====== DATA PROVIDED ======

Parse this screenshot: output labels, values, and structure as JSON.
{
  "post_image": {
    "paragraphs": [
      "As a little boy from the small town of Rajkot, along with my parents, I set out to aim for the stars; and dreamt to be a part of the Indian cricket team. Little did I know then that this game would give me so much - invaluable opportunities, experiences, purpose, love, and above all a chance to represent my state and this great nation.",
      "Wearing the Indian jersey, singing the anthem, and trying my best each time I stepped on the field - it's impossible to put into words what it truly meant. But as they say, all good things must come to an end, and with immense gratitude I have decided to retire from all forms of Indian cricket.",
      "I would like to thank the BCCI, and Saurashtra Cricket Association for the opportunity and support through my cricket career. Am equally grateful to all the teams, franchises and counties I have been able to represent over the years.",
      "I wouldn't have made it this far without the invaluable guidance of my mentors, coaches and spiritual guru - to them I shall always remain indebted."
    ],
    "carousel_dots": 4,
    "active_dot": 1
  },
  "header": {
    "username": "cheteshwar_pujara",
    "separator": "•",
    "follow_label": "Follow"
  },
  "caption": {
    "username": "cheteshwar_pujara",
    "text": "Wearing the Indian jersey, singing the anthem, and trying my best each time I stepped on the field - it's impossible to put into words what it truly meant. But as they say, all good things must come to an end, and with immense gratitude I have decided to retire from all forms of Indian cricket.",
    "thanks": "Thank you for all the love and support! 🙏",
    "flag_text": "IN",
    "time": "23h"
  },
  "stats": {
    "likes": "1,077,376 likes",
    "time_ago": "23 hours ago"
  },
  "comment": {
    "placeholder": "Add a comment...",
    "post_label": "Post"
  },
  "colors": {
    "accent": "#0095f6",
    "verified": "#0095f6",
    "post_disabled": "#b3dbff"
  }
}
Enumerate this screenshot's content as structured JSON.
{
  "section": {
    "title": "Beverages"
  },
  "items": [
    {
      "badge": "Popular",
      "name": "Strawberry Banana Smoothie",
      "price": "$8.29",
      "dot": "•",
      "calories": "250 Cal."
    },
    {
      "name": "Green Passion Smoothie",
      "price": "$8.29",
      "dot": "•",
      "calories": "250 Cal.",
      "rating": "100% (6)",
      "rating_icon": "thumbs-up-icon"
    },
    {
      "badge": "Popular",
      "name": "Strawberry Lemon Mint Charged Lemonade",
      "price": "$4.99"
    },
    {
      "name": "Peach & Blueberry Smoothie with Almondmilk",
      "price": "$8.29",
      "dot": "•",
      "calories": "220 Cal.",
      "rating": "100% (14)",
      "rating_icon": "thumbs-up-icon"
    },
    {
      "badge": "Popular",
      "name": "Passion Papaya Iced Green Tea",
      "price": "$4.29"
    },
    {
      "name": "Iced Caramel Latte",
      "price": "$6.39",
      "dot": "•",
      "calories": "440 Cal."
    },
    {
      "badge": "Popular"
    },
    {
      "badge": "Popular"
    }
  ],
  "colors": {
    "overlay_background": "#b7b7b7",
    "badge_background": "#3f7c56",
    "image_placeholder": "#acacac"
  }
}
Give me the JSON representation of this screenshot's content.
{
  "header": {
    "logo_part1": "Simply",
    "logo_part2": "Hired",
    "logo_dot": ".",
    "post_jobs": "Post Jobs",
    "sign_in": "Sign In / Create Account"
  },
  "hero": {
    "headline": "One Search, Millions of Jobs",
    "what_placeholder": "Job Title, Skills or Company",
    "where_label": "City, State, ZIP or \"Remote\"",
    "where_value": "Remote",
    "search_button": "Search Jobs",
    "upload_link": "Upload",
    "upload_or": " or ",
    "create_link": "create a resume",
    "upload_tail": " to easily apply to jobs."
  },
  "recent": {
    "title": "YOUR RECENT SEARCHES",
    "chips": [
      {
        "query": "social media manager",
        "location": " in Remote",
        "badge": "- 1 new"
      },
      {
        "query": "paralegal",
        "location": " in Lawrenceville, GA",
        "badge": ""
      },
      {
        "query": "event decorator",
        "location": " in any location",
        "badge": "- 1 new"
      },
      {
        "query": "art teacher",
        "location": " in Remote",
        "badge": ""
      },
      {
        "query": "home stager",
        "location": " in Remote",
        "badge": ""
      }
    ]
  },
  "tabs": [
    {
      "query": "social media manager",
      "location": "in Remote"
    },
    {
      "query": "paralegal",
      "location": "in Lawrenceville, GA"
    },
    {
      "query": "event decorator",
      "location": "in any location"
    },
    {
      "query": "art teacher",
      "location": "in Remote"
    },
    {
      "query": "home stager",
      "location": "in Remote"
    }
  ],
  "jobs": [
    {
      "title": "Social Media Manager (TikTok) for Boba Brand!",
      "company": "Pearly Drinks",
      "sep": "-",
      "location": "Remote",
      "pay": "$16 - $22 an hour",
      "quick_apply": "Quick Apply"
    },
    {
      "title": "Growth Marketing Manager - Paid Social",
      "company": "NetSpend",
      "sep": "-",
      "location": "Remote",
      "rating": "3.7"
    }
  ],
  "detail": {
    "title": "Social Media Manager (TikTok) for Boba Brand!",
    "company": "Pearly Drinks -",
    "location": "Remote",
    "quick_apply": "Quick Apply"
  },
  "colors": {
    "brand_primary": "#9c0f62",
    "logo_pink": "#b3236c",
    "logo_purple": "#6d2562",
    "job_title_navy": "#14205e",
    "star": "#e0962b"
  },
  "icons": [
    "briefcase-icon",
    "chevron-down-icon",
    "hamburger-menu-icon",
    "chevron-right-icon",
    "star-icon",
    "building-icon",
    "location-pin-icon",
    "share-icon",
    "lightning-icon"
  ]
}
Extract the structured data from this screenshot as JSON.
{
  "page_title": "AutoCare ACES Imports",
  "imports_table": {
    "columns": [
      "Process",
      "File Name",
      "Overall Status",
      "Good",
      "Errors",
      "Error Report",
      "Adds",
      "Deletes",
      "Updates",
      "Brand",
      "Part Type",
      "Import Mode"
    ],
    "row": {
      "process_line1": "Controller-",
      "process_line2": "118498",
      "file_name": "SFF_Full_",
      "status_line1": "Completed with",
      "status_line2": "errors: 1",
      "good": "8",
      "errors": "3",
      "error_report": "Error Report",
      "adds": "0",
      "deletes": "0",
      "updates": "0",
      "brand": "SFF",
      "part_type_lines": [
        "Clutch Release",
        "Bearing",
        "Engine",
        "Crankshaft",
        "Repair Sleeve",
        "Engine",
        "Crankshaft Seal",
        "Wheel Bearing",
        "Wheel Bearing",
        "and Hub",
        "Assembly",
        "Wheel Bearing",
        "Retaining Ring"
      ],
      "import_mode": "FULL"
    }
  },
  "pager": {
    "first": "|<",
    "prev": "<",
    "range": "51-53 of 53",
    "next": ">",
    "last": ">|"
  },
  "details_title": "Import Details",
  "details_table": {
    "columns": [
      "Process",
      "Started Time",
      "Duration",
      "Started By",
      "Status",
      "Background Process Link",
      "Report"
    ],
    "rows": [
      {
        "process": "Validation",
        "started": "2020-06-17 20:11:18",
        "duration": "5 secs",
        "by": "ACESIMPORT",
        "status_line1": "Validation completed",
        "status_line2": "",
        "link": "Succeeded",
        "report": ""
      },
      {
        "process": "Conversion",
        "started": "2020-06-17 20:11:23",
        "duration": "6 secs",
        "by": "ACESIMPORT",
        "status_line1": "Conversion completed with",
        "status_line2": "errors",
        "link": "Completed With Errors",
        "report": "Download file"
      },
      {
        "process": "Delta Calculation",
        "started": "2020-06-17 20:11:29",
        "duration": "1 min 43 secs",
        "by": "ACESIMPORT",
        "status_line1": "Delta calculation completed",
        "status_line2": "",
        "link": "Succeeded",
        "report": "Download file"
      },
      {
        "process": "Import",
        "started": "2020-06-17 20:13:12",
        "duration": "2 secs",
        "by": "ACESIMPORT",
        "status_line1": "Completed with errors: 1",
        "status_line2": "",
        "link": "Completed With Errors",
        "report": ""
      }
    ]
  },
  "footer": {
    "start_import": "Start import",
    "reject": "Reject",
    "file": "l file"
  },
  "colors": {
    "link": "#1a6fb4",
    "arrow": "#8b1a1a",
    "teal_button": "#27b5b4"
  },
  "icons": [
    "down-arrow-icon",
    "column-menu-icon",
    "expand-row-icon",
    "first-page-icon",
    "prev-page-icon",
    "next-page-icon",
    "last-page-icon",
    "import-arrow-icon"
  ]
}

======

-- WHAT IS EXPECTED --
Copy out all lines from the material above that contain the string "Drinks".

-- ANSWER IN FULL --
      "company": "Pearly Drinks",
    "company": "Pearly Drinks -",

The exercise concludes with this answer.